[Begin DATA TO PROCESS]
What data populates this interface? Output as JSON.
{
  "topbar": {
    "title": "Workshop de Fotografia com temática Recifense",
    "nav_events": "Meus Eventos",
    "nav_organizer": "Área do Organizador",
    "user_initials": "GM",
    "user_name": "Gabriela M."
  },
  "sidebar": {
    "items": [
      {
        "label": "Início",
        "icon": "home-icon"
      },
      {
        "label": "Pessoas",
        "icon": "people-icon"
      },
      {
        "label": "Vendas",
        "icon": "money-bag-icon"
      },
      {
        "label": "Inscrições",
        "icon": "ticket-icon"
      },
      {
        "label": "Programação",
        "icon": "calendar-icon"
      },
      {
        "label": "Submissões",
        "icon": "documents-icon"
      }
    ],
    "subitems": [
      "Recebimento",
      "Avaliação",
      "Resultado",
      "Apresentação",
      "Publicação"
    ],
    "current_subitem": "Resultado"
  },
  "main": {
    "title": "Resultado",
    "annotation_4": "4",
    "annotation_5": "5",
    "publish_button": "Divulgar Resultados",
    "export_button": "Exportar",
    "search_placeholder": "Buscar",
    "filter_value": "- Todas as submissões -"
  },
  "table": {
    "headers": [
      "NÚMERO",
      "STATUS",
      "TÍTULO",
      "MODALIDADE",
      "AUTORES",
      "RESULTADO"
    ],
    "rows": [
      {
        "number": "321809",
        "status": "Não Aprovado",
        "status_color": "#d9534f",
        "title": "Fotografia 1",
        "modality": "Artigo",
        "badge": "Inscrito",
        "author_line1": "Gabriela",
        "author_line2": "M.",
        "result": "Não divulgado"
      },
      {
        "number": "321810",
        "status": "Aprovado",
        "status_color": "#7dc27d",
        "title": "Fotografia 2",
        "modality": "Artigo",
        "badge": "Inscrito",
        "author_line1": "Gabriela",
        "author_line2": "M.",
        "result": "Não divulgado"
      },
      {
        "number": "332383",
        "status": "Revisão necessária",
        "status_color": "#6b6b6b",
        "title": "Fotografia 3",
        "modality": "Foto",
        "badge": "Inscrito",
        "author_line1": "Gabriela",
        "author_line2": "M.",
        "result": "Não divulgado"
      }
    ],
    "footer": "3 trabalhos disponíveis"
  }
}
[End DATA TO PROCESS]
_WHAT TO DO:_
Look through the data and show every line containing "icon".

_WRITTEN SOLUTION:_
        "icon": "home-icon"
        "icon": "people-icon"
        "icon": "money-bag-icon"
        "icon": "ticket-icon"
        "icon": "calendar-icon"
        "icon": "documents-icon"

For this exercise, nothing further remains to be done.